**Provided entries:**
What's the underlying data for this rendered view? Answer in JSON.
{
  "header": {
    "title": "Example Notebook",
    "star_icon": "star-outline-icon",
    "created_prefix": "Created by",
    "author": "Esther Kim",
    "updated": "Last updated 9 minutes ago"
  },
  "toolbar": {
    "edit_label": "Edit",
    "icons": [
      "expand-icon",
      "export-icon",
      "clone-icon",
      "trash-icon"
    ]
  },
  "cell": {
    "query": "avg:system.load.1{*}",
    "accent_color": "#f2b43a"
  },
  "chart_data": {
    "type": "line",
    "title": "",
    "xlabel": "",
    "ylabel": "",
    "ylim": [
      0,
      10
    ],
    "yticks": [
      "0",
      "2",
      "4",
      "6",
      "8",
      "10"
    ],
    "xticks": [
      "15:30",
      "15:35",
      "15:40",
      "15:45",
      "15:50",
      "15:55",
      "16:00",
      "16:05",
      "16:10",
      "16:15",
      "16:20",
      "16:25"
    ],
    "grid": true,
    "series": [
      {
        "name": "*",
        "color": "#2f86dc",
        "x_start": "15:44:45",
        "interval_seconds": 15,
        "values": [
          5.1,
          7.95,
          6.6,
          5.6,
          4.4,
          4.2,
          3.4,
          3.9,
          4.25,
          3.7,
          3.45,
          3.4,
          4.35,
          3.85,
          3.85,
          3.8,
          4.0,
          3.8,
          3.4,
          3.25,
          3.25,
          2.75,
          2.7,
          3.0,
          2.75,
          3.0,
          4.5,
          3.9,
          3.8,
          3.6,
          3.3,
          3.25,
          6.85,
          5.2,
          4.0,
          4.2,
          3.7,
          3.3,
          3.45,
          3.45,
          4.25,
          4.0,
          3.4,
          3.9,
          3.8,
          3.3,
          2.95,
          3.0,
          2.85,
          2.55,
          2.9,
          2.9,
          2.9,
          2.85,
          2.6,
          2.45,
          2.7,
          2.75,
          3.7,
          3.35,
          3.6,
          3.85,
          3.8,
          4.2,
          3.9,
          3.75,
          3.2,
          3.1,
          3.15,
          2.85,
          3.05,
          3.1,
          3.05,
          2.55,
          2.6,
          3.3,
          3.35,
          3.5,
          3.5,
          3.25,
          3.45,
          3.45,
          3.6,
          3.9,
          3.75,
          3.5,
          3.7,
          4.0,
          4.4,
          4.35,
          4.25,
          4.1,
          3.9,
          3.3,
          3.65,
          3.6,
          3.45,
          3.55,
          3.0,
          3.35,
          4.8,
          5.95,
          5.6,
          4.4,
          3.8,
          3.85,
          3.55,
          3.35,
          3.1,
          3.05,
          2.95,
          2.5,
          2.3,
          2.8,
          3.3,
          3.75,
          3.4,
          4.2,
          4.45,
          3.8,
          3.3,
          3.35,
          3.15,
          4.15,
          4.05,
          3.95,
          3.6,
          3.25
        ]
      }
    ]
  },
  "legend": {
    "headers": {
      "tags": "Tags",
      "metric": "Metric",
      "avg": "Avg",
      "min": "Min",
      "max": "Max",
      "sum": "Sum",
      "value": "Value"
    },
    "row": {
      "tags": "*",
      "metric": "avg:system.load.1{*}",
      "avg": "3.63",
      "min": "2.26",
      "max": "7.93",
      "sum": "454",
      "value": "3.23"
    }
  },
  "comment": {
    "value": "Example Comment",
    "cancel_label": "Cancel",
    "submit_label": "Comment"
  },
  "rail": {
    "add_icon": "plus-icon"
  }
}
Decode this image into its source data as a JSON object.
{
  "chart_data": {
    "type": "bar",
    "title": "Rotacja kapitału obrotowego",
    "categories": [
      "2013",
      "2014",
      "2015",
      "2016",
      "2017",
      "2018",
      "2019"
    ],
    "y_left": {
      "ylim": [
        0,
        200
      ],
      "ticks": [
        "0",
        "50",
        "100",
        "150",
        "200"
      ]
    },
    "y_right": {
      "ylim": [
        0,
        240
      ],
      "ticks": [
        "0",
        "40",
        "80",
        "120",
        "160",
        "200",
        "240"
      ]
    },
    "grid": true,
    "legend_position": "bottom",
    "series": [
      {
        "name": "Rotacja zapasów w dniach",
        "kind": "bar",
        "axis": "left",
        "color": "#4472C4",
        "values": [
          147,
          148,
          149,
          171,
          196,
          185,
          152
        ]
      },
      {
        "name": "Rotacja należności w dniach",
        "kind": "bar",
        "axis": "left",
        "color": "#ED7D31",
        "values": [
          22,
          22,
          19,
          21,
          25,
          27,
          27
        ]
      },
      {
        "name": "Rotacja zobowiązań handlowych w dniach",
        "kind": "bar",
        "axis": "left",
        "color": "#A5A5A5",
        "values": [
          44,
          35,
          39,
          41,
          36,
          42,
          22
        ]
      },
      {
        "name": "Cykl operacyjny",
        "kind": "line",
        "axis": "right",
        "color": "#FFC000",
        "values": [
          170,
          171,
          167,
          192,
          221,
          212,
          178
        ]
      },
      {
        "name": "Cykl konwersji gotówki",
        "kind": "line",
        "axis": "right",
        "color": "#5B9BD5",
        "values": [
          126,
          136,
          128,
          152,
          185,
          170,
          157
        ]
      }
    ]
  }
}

**Task details:**
From the entries above, pull out each line that includes "Example".

**Task result:**
    "title": "Example Notebook",
    "value": "Example Comment",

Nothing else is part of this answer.